*Task to complete:*
Report each line in the entries below that contains the string "value", copying every such line in full.
--- start of The input ---
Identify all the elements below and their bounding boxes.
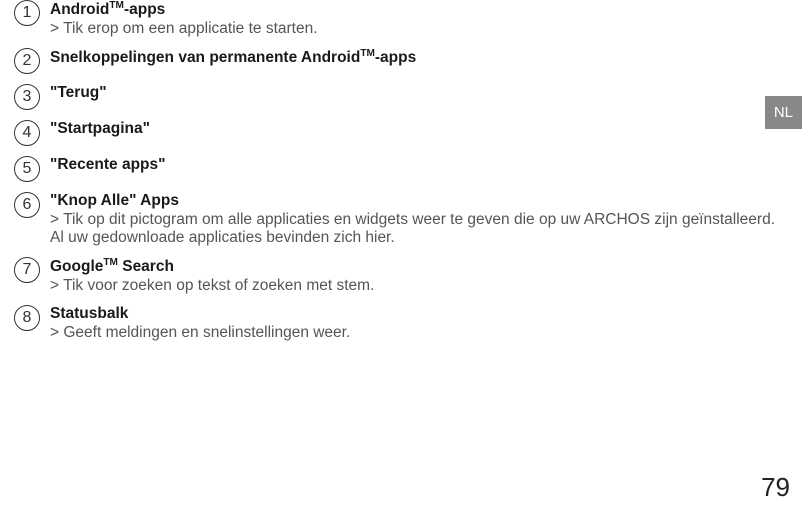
item-text-block: Statusbalk > Geeft meldingen en snelinst… — [50, 305, 788, 342]
item-number-circle: 7 — [14, 257, 40, 283]
item-number-circle: 5 — [14, 156, 40, 182]
list-item: 1 AndroidTM-apps > Tik erop om een appli… — [14, 0, 788, 38]
item-title: "Knop Alle" Apps — [50, 192, 788, 210]
item-description: > Tik voor zoeken op tekst of zoeken met… — [50, 277, 788, 295]
title-pre: Google — [50, 258, 103, 275]
list-item: 8 Statusbalk > Geeft meldingen en snelin… — [14, 305, 788, 342]
list-item: 3 "Terug" — [14, 84, 788, 110]
item-title: GoogleTM Search — [50, 257, 788, 276]
title-pre: "Terug" — [50, 84, 107, 101]
item-description: > Geeft meldingen en snelinstellingen we… — [50, 324, 788, 342]
item-number-circle: 2 — [14, 48, 40, 74]
item-text-block: "Startpagina" — [50, 120, 788, 138]
list-item: 2 Snelkoppelingen van permanente Android… — [14, 48, 788, 74]
item-text-block: GoogleTM Search > Tik voor zoeken op tek… — [50, 257, 788, 295]
item-number-circle: 8 — [14, 305, 40, 331]
title-superscript: TM — [103, 257, 118, 268]
list-item: 6 "Knop Alle" Apps > Tik op dit pictogra… — [14, 192, 788, 247]
item-description: > Tik op dit pictogram om alle applicati… — [50, 211, 788, 247]
title-pre: "Knop Alle" Apps — [50, 192, 179, 209]
title-post: -apps — [375, 49, 416, 66]
item-text-block: Snelkoppelingen van permanente AndroidTM… — [50, 48, 788, 67]
item-title: AndroidTM-apps — [50, 0, 788, 19]
title-superscript: TM — [109, 0, 124, 11]
item-text-block: "Recente apps" — [50, 156, 788, 174]
item-title: "Recente apps" — [50, 156, 788, 174]
item-description: > Tik erop om een applicatie te starten. — [50, 20, 788, 38]
item-number-circle: 4 — [14, 120, 40, 146]
page-number: 79 — [761, 472, 790, 503]
item-title: Snelkoppelingen van permanente AndroidTM… — [50, 48, 788, 67]
item-number-circle: 1 — [14, 0, 40, 26]
title-pre: Snelkoppelingen van permanente Android — [50, 49, 360, 66]
title-post: -apps — [124, 1, 165, 18]
list-item: 7 GoogleTM Search > Tik voor zoeken op t… — [14, 257, 788, 295]
title-pre: Android — [50, 1, 109, 18]
item-text-block: "Knop Alle" Apps > Tik op dit pictogram … — [50, 192, 788, 247]
item-text-block: "Terug" — [50, 84, 788, 102]
item-title: "Terug" — [50, 84, 788, 102]
content-area: 1 AndroidTM-apps > Tik erop om een appli… — [0, 0, 802, 342]
item-number-circle: 6 — [14, 192, 40, 218]
list-item: 5 "Recente apps" — [14, 156, 788, 182]
item-title: "Startpagina" — [50, 120, 788, 138]
title-superscript: TM — [360, 48, 375, 59]
title-pre: "Startpagina" — [50, 120, 150, 137]
item-number-circle: 3 — [14, 84, 40, 110]
item-title: Statusbalk — [50, 305, 788, 323]
list-item: 4 "Startpagina" — [14, 120, 788, 146]
language-tab: NL — [765, 96, 802, 129]
title-pre: "Recente apps" — [50, 156, 166, 173]
item-text-block: AndroidTM-apps > Tik erop om een applica… — [50, 0, 788, 38]
title-post: Search — [118, 258, 174, 275]
title-pre: Statusbalk — [50, 305, 128, 322]
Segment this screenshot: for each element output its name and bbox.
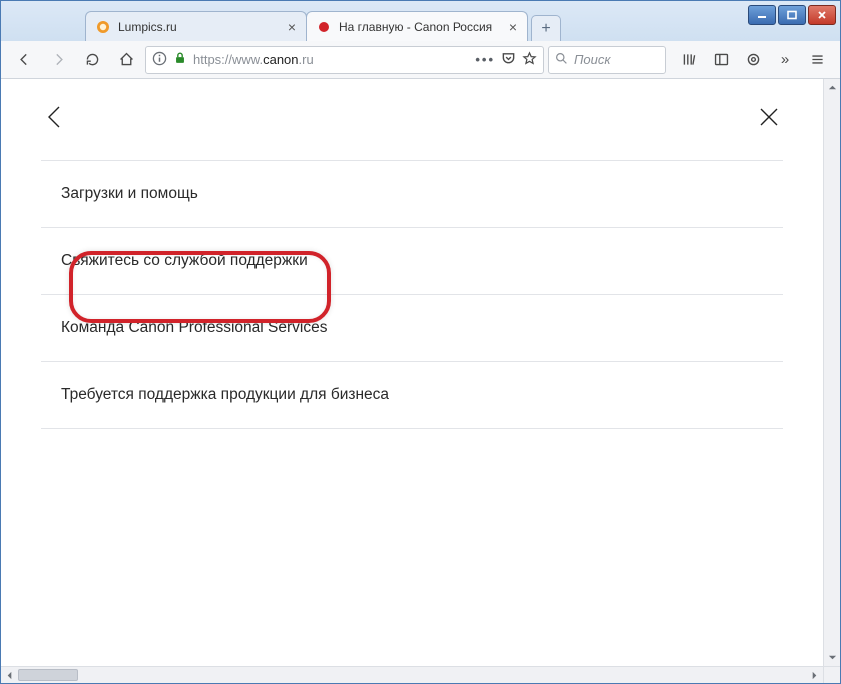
reload-button[interactable] [77, 46, 107, 74]
containers-icon[interactable] [738, 46, 768, 74]
scrollbar-corner [823, 666, 840, 683]
window-controls [748, 5, 836, 25]
viewport: Загрузки и помощь Свяжитесь со службой п… [1, 79, 840, 683]
scrollbar-thumb[interactable] [18, 669, 78, 681]
sidebar-icon[interactable] [706, 46, 736, 74]
pocket-icon[interactable] [501, 51, 516, 69]
tab-canon[interactable]: На главную - Canon Россия × [306, 11, 528, 41]
tab-lumpics[interactable]: Lumpics.ru × [85, 11, 307, 41]
favicon-canon-icon [317, 20, 331, 34]
toolbar-right: » [674, 46, 832, 74]
support-menu: Загрузки и помощь Свяжитесь со службой п… [41, 160, 783, 429]
site-info-icon[interactable] [152, 51, 167, 69]
window-close-button[interactable] [808, 5, 836, 25]
scroll-left-icon[interactable] [1, 667, 18, 683]
url-text: https://www.canon.ru [193, 52, 469, 67]
search-box[interactable]: Поиск [548, 46, 666, 74]
search-icon [555, 52, 568, 68]
overflow-icon[interactable]: » [770, 46, 800, 74]
bookmark-star-icon[interactable] [522, 51, 537, 69]
page-back-icon[interactable] [41, 103, 69, 136]
search-placeholder: Поиск [574, 52, 611, 67]
scroll-right-icon[interactable] [806, 667, 823, 683]
library-icon[interactable] [674, 46, 704, 74]
maximize-button[interactable] [778, 5, 806, 25]
vertical-scrollbar[interactable] [823, 79, 840, 666]
browser-window: Lumpics.ru × На главную - Canon Россия ×… [0, 0, 841, 684]
hamburger-menu-icon[interactable] [802, 46, 832, 74]
tab-close-icon[interactable]: × [288, 20, 296, 34]
minimize-button[interactable] [748, 5, 776, 25]
menu-item-cps-team[interactable]: Команда Canon Professional Services [41, 295, 783, 362]
favicon-lumpics-icon [96, 20, 110, 34]
page-content: Загрузки и помощь Свяжитесь со службой п… [1, 79, 823, 666]
page-close-icon[interactable] [755, 103, 783, 136]
nav-bar: https://www.canon.ru ••• Поиск [1, 41, 840, 79]
horizontal-scrollbar[interactable] [1, 666, 823, 683]
back-button[interactable] [9, 46, 39, 74]
plus-icon: + [541, 20, 550, 38]
scroll-down-icon[interactable] [824, 649, 840, 666]
page-actions-icon[interactable]: ••• [475, 52, 495, 67]
tab-title: Lumpics.ru [118, 20, 280, 34]
tab-title: На главную - Canon Россия [339, 20, 501, 34]
lock-icon[interactable] [173, 51, 187, 68]
tab-close-icon[interactable]: × [509, 20, 517, 34]
new-tab-button[interactable]: + [531, 15, 561, 41]
menu-item-business-support[interactable]: Требуется поддержка продукции для бизнес… [41, 362, 783, 429]
menu-item-contact-support[interactable]: Свяжитесь со службой поддержки [41, 228, 783, 295]
home-button[interactable] [111, 46, 141, 74]
scroll-up-icon[interactable] [824, 79, 840, 96]
address-bar[interactable]: https://www.canon.ru ••• [145, 46, 544, 74]
forward-button[interactable] [43, 46, 73, 74]
menu-item-downloads-help[interactable]: Загрузки и помощь [41, 160, 783, 228]
tab-strip: Lumpics.ru × На главную - Canon Россия ×… [1, 1, 840, 41]
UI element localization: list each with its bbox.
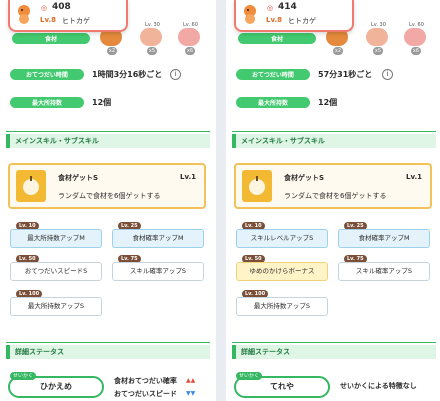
pokemon-panel-left: 食材 x2 Lv. 30 x5 Lv. 60 x6 ◎ 408 Lv.8 ヒトカ…: [0, 0, 216, 401]
nature-effect-none: せいかくによる特徴なし: [340, 382, 417, 390]
divider: [232, 131, 436, 132]
ingredient-count: x5: [373, 47, 383, 55]
stat-max-carry: 最大所持数 12個: [10, 96, 210, 110]
sub-skill-name: スキルレベルアップS: [236, 229, 328, 248]
ingredient-item[interactable]: Lv. 60 x6: [176, 20, 202, 56]
apple-icon: [16, 170, 46, 202]
cp-icon: ◎: [267, 4, 274, 12]
cp-icon: ◎: [41, 4, 48, 12]
stat-label: おてつだい時間: [236, 69, 310, 80]
divider: [232, 342, 436, 343]
ingredient-icon: [178, 28, 200, 46]
stat-value: 12個: [92, 98, 112, 107]
ingredient-label: 食材: [238, 33, 316, 44]
down-arrow-icon: ▼▼: [186, 390, 196, 397]
section-title: 詳細ステータス: [6, 345, 210, 359]
charmander-icon: [240, 3, 260, 25]
ingredient-count: x2: [107, 47, 117, 55]
ingredient-count: x2: [333, 47, 343, 55]
pokemon-header-card: ◎ 408 Lv.8 ヒトカゲ: [8, 0, 128, 32]
divider: [6, 131, 210, 132]
sub-skill-slot[interactable]: Lv. 50 ゆめのかけらボーナス: [236, 255, 328, 283]
stat-label: おてつだい時間: [10, 69, 84, 80]
info-icon[interactable]: i: [382, 69, 393, 80]
ingredient-count: x6: [411, 47, 421, 55]
stat-value: 57分31秒ごと: [318, 70, 373, 79]
nature-effect-up: 食材おてつだい確率: [114, 377, 177, 385]
section-title: メインスキル・サブスキル: [232, 134, 436, 148]
ingredient-label: 食材: [12, 33, 90, 44]
main-skill-level: Lv.1: [406, 173, 422, 181]
divider: [6, 342, 210, 343]
sub-skill-slot[interactable]: Lv. 25 食材確率アップM: [338, 222, 430, 250]
pokemon-header-card: ◎ 414 Lv.8 ヒトカゲ: [234, 0, 354, 32]
pokemon-name: ヒトカゲ: [62, 17, 90, 25]
ingredient-icon: [404, 28, 426, 46]
main-skill-name: 食材ゲットS: [58, 174, 99, 182]
section-title: 詳細ステータス: [232, 345, 436, 359]
sub-skill-slot[interactable]: Lv. 10 スキルレベルアップS: [236, 222, 328, 250]
nature-effect-down: おてつだいスピード: [114, 390, 177, 398]
ingredient-item[interactable]: Lv. 30 x5: [138, 20, 164, 56]
ingredient-icon: [140, 28, 162, 46]
cp-value: 408: [52, 2, 71, 12]
level-badge: Lv.8: [40, 16, 56, 24]
main-skill-card[interactable]: 食材ゲットS Lv.1 ランダムで食材を6個ゲットする: [234, 163, 432, 209]
stat-value: 12個: [318, 98, 338, 107]
apple-icon: [242, 170, 272, 202]
sub-skill-name: ゆめのかけらボーナス: [236, 262, 328, 281]
main-skill-level: Lv.1: [180, 173, 196, 181]
sub-skill-slot[interactable]: Lv. 50 おてつだいスピードS: [10, 255, 102, 283]
ingredient-item[interactable]: Lv. 30 x5: [364, 20, 390, 56]
up-arrow-icon: ▲▲: [186, 377, 196, 384]
main-skill-desc: ランダムで食材を6個ゲットする: [284, 192, 387, 200]
stat-help-time: おてつだい時間 57分31秒ごと i: [236, 68, 436, 82]
ingredient-count: x6: [185, 47, 195, 55]
main-skill-name: 食材ゲットS: [284, 174, 325, 182]
sub-skill-slot[interactable]: Lv. 75 スキル確率アップS: [112, 255, 204, 283]
sub-skill-name: 最大所持数アップM: [10, 229, 102, 248]
info-icon[interactable]: i: [170, 69, 181, 80]
ingredient-icon: [366, 28, 388, 46]
sub-skill-name: 食材確率アップM: [338, 229, 430, 248]
sub-skill-name: スキル確率アップS: [112, 262, 204, 281]
main-skill-desc: ランダムで食材を6個ゲットする: [58, 192, 161, 200]
nature-badge: せいかく: [236, 372, 262, 380]
sub-skill-slot[interactable]: Lv. 75 スキル確率アップS: [338, 255, 430, 283]
ingredient-count: x5: [147, 47, 157, 55]
stat-label: 最大所持数: [10, 97, 84, 108]
sub-skill-name: おてつだいスピードS: [10, 262, 102, 281]
cp-value: 414: [278, 2, 297, 12]
sub-skill-name: スキル確率アップS: [338, 262, 430, 281]
sub-skill-name: 最大所持数アップS: [10, 297, 102, 316]
main-skill-card[interactable]: 食材ゲットS Lv.1 ランダムで食材を6個ゲットする: [8, 163, 206, 209]
ingredient-item[interactable]: Lv. 60 x6: [402, 20, 428, 56]
section-title: メインスキル・サブスキル: [6, 134, 210, 148]
stat-value: 1時間3分16秒ごと: [92, 70, 163, 79]
stat-label: 最大所持数: [236, 97, 310, 108]
sub-skill-name: 最大所持数アップS: [236, 297, 328, 316]
pokemon-panel-right: 食材 x2 Lv. 30 x5 Lv. 60 x6 ◎ 414 Lv.8 ヒトカ…: [226, 0, 440, 401]
sub-skill-name: 食材確率アップM: [112, 229, 204, 248]
nature-badge: せいかく: [10, 372, 36, 380]
charmander-icon: [14, 3, 34, 25]
pokemon-name: ヒトカゲ: [288, 17, 316, 25]
sub-skill-slot[interactable]: Lv. 10 最大所持数アップM: [10, 222, 102, 250]
sub-skill-slot[interactable]: Lv. 25 食材確率アップM: [112, 222, 204, 250]
stat-max-carry: 最大所持数 12個: [236, 96, 436, 110]
sub-skill-slot[interactable]: Lv. 100 最大所持数アップS: [236, 290, 328, 318]
sub-skill-slot[interactable]: Lv. 100 最大所持数アップS: [10, 290, 102, 318]
level-badge: Lv.8: [266, 16, 282, 24]
stat-help-time: おてつだい時間 1時間3分16秒ごと i: [10, 68, 210, 82]
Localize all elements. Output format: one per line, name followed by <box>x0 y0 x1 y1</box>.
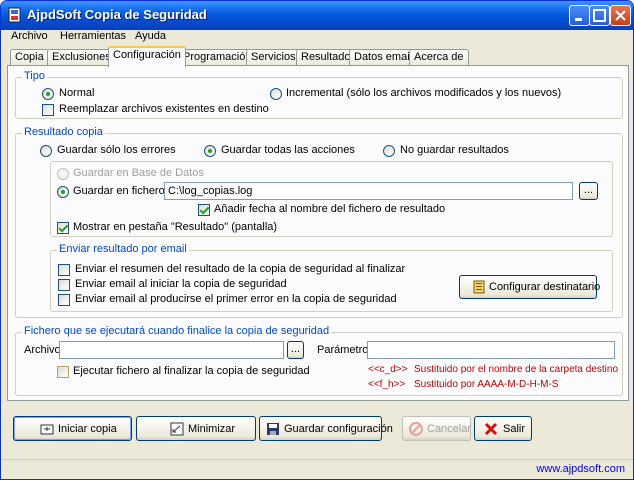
--- end of The input ---
*Exercise solution:*
stat-value: 12個: [92, 98, 112, 107]
stat-value: 57分31秒ごと: [318, 70, 373, 79]
cp-value: 408: [52, 2, 71, 12]
stat-value: 12個: [318, 98, 338, 107]
cp-value: 414: [278, 2, 297, 12]
stat-value: 1時間3分16秒ごと: [92, 70, 163, 79]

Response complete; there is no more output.